▶ [What is expected] Pictures don't belong in the copy; print all the records exactly.

(Data excerpts)
====================

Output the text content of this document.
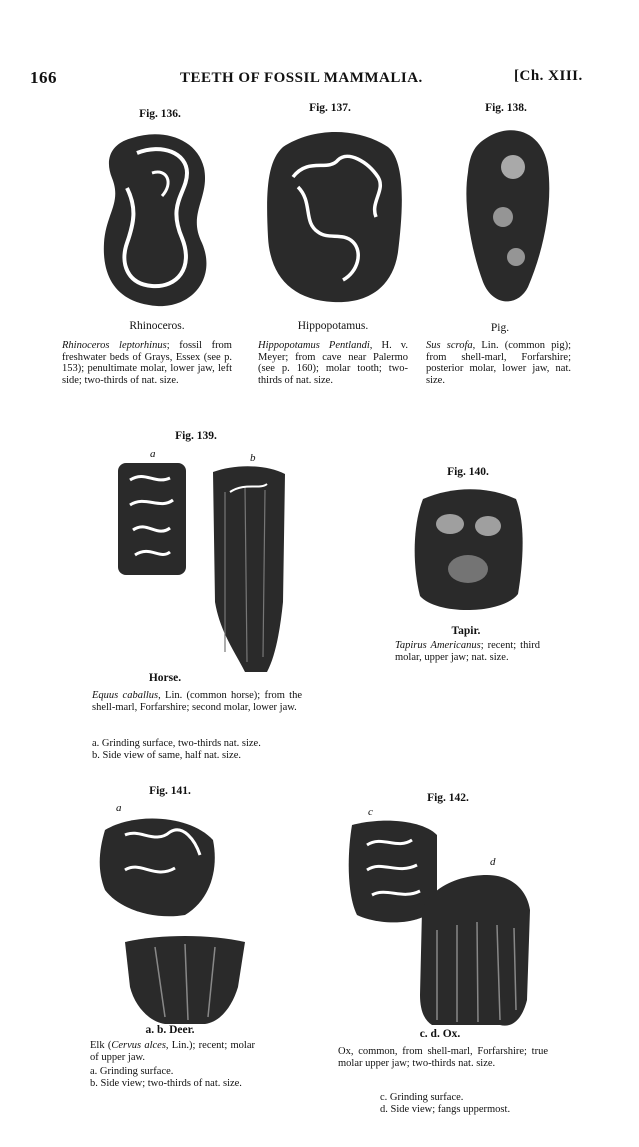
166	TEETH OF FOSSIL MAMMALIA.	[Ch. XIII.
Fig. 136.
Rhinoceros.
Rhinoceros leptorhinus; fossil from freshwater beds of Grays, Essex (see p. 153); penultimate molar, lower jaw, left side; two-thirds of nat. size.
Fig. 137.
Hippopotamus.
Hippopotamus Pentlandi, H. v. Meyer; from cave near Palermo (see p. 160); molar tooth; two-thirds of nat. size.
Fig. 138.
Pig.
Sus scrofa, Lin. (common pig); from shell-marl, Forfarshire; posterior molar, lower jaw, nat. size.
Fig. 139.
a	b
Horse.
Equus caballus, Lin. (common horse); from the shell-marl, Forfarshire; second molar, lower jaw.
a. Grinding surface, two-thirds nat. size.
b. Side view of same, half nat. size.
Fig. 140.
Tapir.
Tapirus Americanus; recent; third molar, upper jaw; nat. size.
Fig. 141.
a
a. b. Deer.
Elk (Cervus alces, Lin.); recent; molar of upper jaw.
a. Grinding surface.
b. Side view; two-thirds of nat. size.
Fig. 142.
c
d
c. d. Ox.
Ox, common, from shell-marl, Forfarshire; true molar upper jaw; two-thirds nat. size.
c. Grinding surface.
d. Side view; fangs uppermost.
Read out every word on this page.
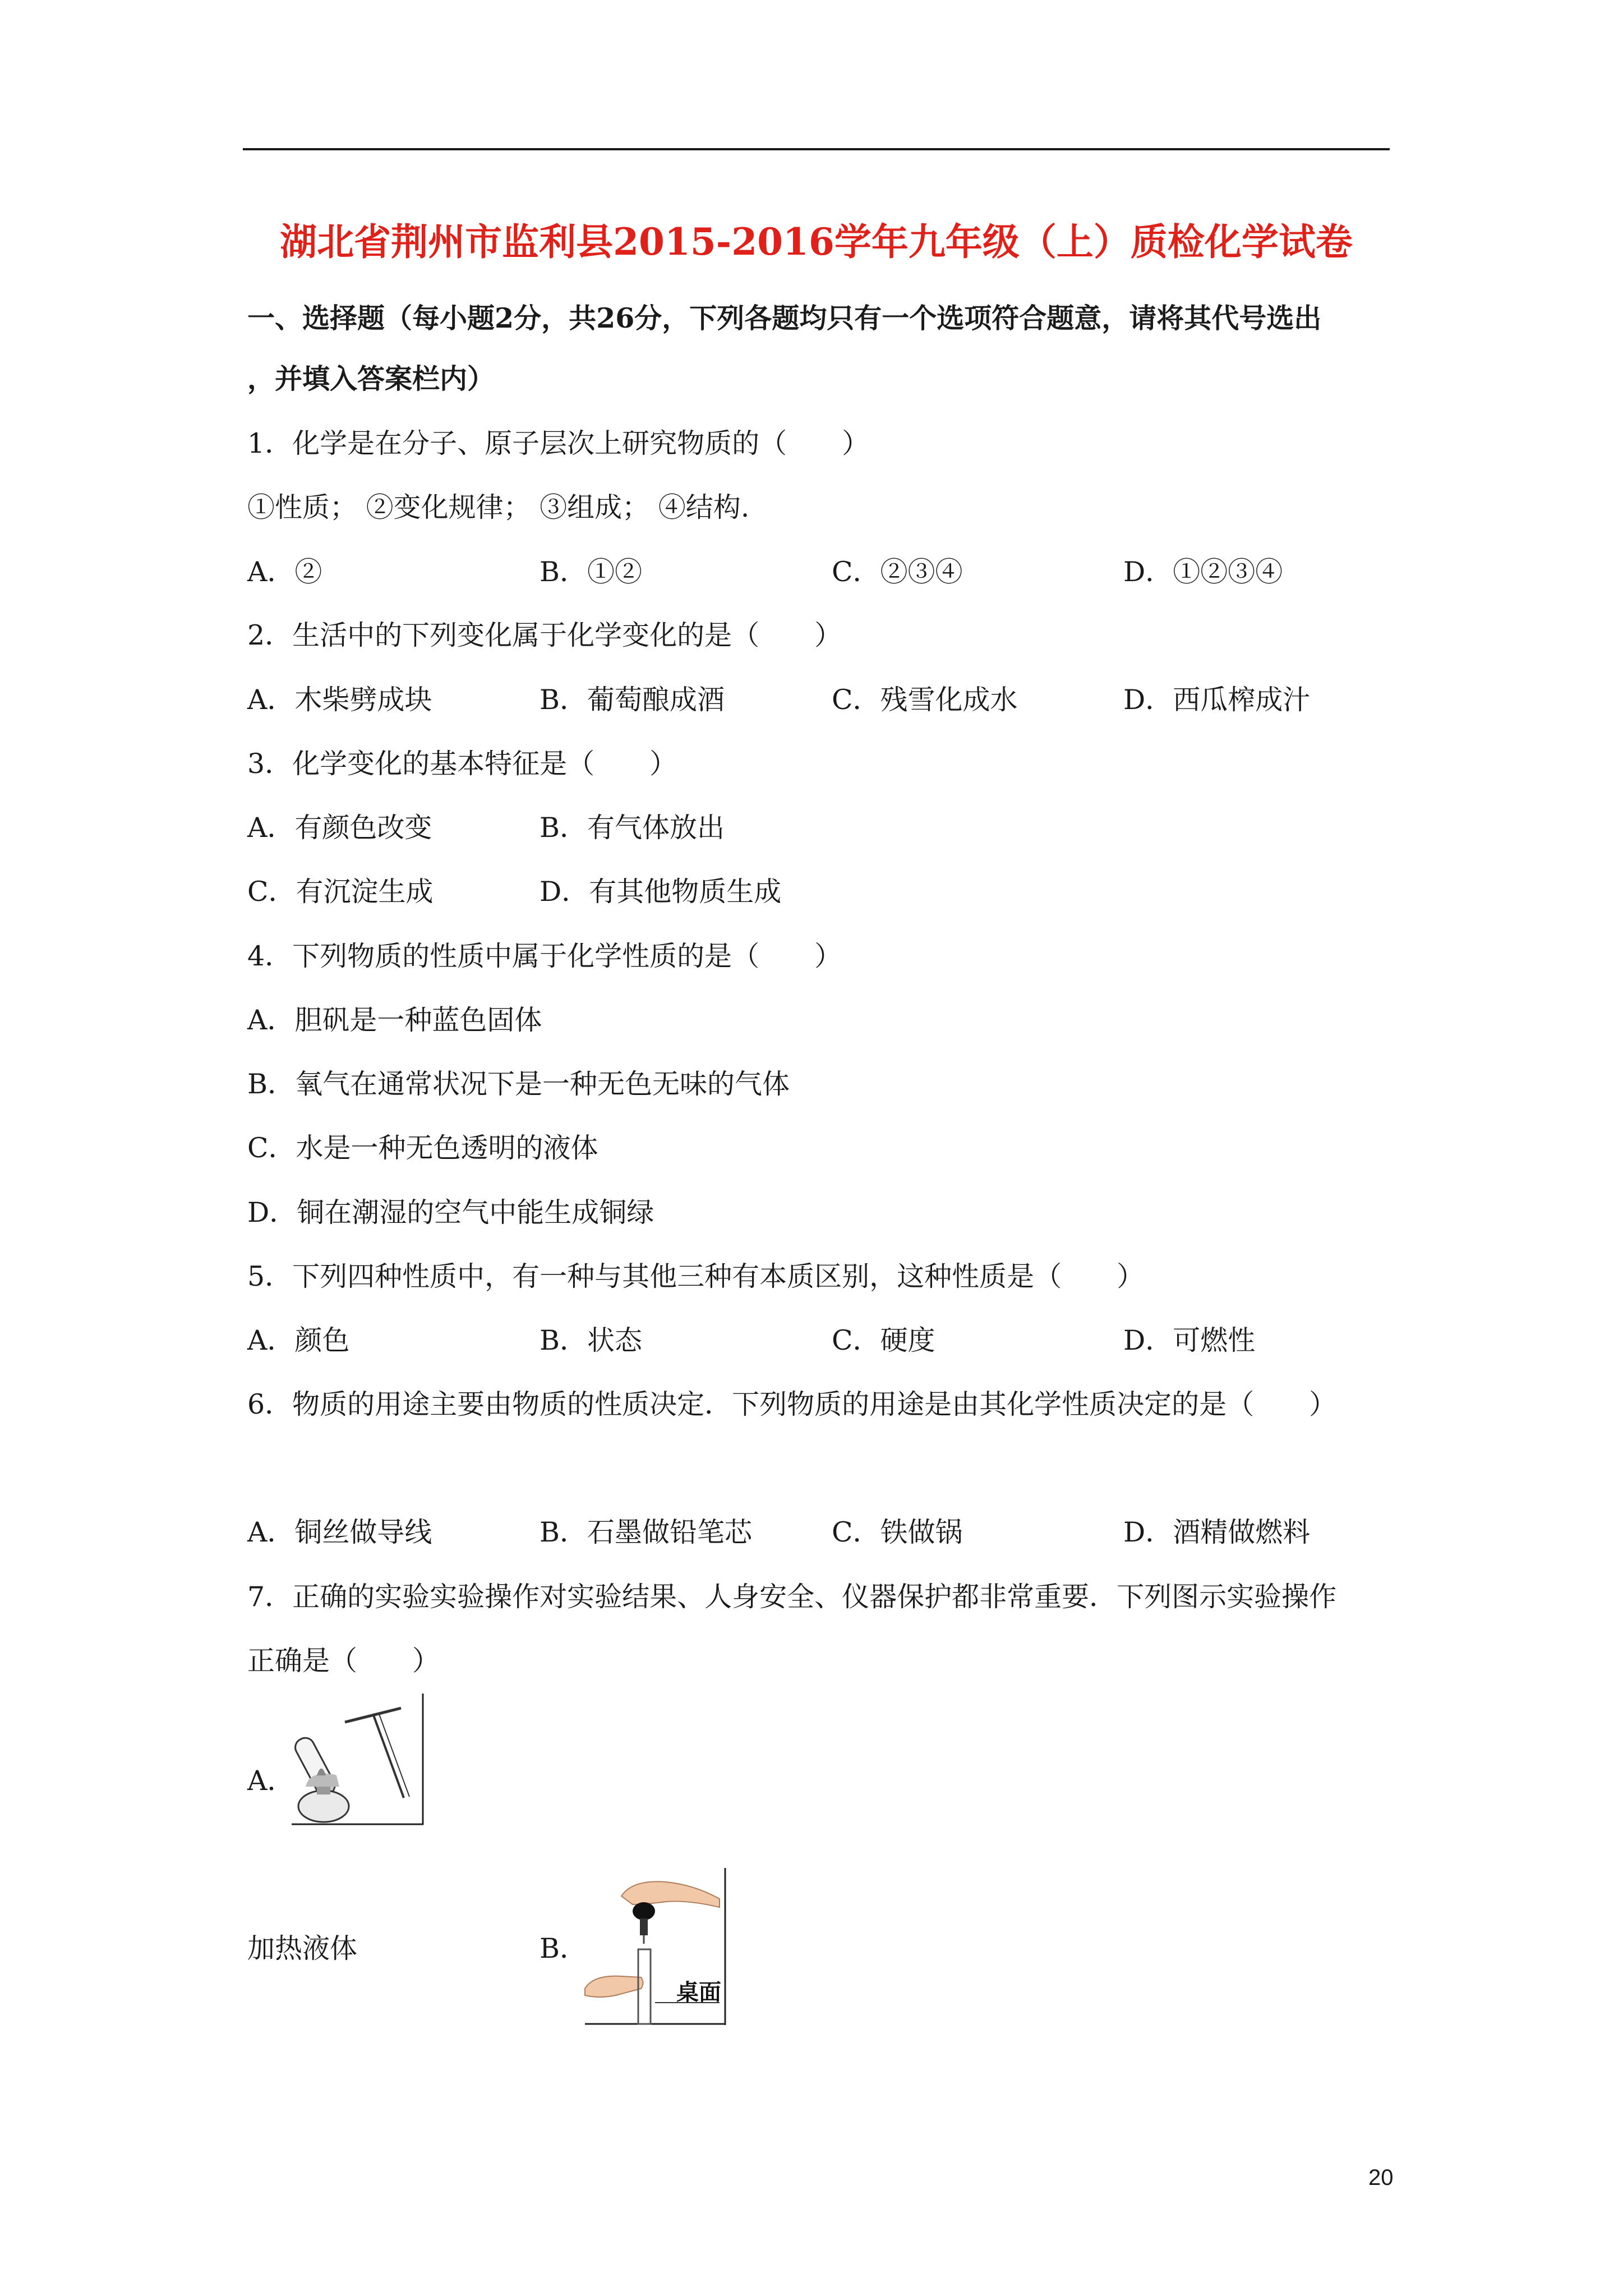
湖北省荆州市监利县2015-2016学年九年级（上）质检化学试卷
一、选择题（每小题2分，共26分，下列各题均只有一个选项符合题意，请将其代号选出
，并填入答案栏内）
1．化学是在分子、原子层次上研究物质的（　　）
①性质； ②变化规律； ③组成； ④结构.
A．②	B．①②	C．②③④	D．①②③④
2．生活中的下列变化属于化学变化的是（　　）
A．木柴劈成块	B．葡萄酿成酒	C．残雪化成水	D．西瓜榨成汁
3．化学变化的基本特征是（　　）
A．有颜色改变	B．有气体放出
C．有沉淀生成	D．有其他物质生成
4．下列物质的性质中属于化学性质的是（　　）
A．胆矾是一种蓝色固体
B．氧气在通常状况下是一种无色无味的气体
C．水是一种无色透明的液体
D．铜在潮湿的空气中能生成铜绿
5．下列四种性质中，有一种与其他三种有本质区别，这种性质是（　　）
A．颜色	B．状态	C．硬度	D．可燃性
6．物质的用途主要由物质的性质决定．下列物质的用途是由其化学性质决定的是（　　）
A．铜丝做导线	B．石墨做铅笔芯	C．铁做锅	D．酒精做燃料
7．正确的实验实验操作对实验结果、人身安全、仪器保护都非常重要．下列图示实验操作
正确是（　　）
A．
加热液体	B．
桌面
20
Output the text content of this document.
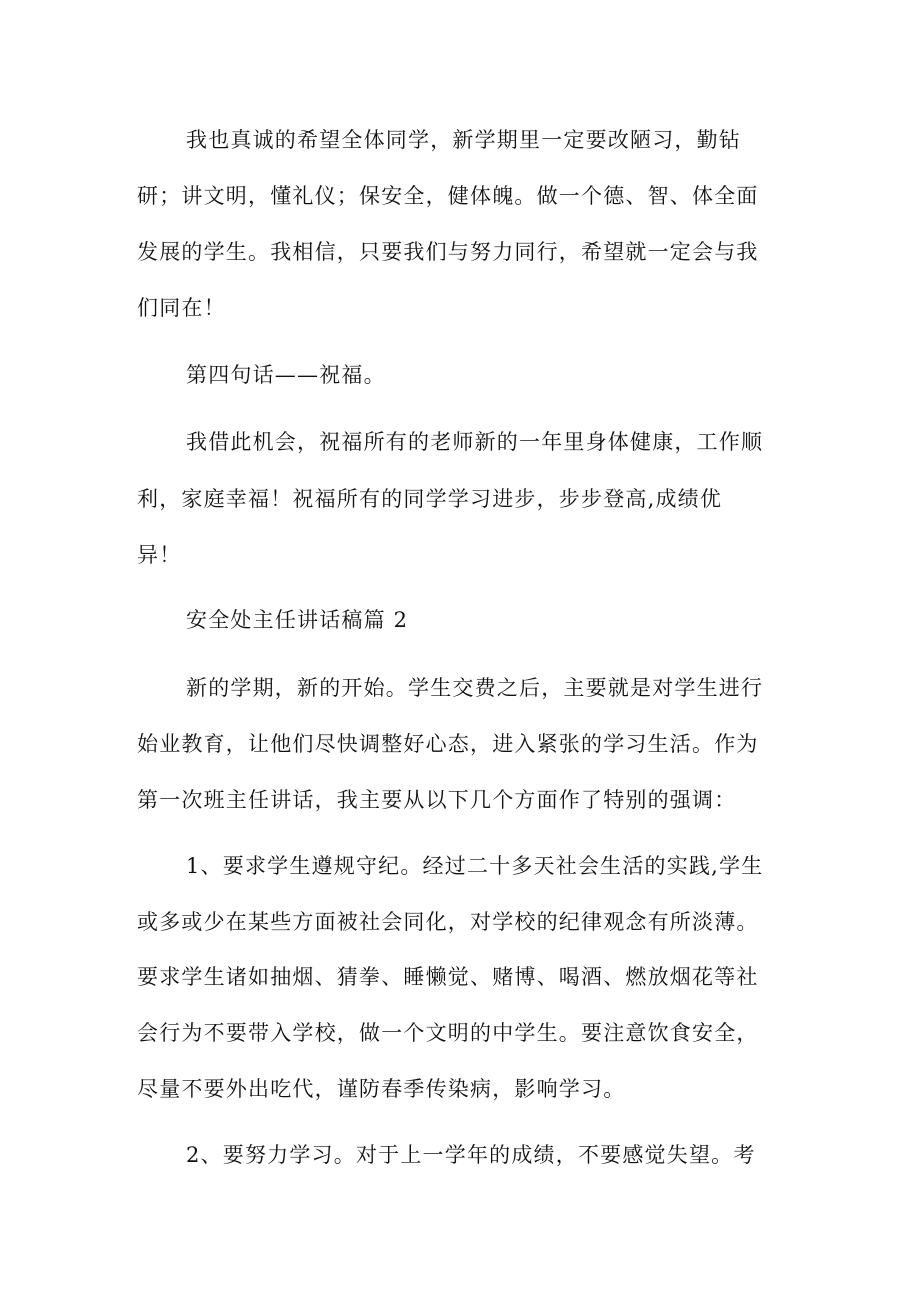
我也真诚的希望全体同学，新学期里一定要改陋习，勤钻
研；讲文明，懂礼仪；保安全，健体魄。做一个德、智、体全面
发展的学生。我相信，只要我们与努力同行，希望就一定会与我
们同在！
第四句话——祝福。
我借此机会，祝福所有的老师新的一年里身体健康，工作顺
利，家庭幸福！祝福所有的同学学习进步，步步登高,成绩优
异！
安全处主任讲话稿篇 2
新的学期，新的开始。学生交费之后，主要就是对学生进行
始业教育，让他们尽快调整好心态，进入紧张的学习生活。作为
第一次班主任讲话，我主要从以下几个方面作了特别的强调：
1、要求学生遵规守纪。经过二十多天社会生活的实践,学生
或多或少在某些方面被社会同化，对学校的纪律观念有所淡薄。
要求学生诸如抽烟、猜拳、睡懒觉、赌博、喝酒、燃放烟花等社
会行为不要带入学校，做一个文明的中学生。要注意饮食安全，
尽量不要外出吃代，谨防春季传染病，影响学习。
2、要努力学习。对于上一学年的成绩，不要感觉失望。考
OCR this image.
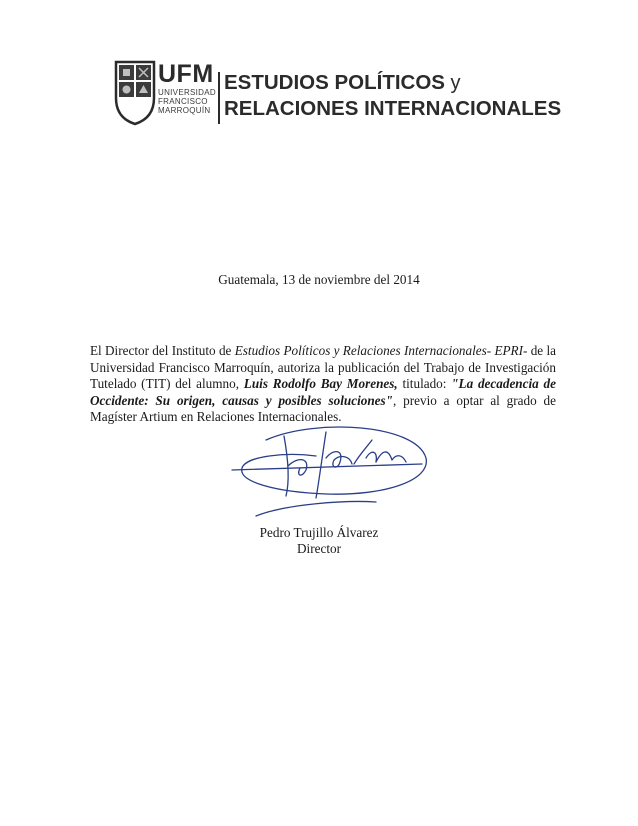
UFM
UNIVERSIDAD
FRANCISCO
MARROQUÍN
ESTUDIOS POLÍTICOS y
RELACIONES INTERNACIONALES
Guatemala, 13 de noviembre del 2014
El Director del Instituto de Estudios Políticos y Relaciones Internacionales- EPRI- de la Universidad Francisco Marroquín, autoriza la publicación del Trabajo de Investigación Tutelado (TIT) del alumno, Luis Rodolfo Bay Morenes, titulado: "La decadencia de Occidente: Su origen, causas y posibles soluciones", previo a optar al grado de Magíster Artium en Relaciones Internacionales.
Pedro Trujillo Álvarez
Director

====================

▶ [Complete output]
Output the text content of this document.
166	TEETH OF FOSSIL MAMMALIA.	[Ch. XIII.
Fig. 136.
Rhinoceros.
Rhinoceros leptorhinus; fossil from freshwater beds of Grays, Essex (see p. 153); penultimate molar, lower jaw, left side; two-thirds of nat. size.
Fig. 137.
Hippopotamus.
Hippopotamus Pentlandi, H. v. Meyer; from cave near Palermo (see p. 160); molar tooth; two-thirds of nat. size.
Fig. 138.
Pig.
Sus scrofa, Lin. (common pig); from shell-marl, Forfarshire; posterior molar, lower jaw, nat. size.
Fig. 139.
a	b
Horse.
Equus caballus, Lin. (common horse); from the shell-marl, Forfarshire; second molar, lower jaw.
a. Grinding surface, two-thirds nat. size.
b. Side view of same, half nat. size.
Fig. 140.
Tapir.
Tapirus Americanus; recent; third molar, upper jaw; nat. size.
Fig. 141.
a
a. b. Deer.
Elk (Cervus alces, Lin.); recent; molar of upper jaw.
a. Grinding surface.
b. Side view; two-thirds of nat. size.
Fig. 142.
c
d
c. d. Ox.
Ox, common, from shell-marl, Forfarshire; true molar upper jaw; two-thirds nat. size.
c. Grinding surface.
d. Side view; fangs uppermost.
Read out every word on this page.
湖北省荆州市监利县2015-2016学年九年级（上）质检化学试卷
一、选择题（每小题2分，共26分，下列各题均只有一个选项符合题意，请将其代号选出
，并填入答案栏内）
1．化学是在分子、原子层次上研究物质的（　　）
①性质； ②变化规律； ③组成； ④结构.
A．②	B．①②	C．②③④	D．①②③④
2．生活中的下列变化属于化学变化的是（　　）
A．木柴劈成块	B．葡萄酿成酒	C．残雪化成水	D．西瓜榨成汁
3．化学变化的基本特征是（　　）
A．有颜色改变	B．有气体放出
C．有沉淀生成	D．有其他物质生成
4．下列物质的性质中属于化学性质的是（　　）
A．胆矾是一种蓝色固体
B．氧气在通常状况下是一种无色无味的气体
C．水是一种无色透明的液体
D．铜在潮湿的空气中能生成铜绿
5．下列四种性质中，有一种与其他三种有本质区别，这种性质是（　　）
A．颜色	B．状态	C．硬度	D．可燃性
6．物质的用途主要由物质的性质决定．下列物质的用途是由其化学性质决定的是（　　）
A．铜丝做导线	B．石墨做铅笔芯	C．铁做锅	D．酒精做燃料
7．正确的实验实验操作对实验结果、人身安全、仪器保护都非常重要．下列图示实验操作
正确是（　　）
A．
加热液体	B．
桌面
20
Output the text content of this document.
我也真诚的希望全体同学，新学期里一定要改陋习，勤钻
研；讲文明，懂礼仪；保安全，健体魄。做一个德、智、体全面
发展的学生。我相信，只要我们与努力同行，希望就一定会与我
们同在！
第四句话——祝福。
我借此机会，祝福所有的老师新的一年里身体健康，工作顺
利，家庭幸福！祝福所有的同学学习进步，步步登高,成绩优
异！
安全处主任讲话稿篇 2
新的学期，新的开始。学生交费之后，主要就是对学生进行
始业教育，让他们尽快调整好心态，进入紧张的学习生活。作为
第一次班主任讲话，我主要从以下几个方面作了特别的强调：
1、要求学生遵规守纪。经过二十多天社会生活的实践,学生
或多或少在某些方面被社会同化，对学校的纪律观念有所淡薄。
要求学生诸如抽烟、猜拳、睡懒觉、赌博、喝酒、燃放烟花等社
会行为不要带入学校，做一个文明的中学生。要注意饮食安全，
尽量不要外出吃代，谨防春季传染病，影响学习。
2、要努力学习。对于上一学年的成绩，不要感觉失望。考
OCR this image.
UFM
UNIVERSIDAD
FRANCISCO
MARROQUÍN
ESTUDIOS POLÍTICOS y
RELACIONES INTERNACIONALES
Guatemala, 13 de noviembre del 2014
El Director del Instituto de Estudios Políticos y Relaciones Internacionales- EPRI- de la Universidad Francisco Marroquín, autoriza la publicación del Trabajo de Investigación Tutelado (TIT) del alumno, Luis Rodolfo Bay Morenes, titulado: "La decadencia de Occidente: Su origen, causas y posibles soluciones", previo a optar al grado de Magíster Artium en Relaciones Internacionales.
Pedro Trujillo Álvarez
Director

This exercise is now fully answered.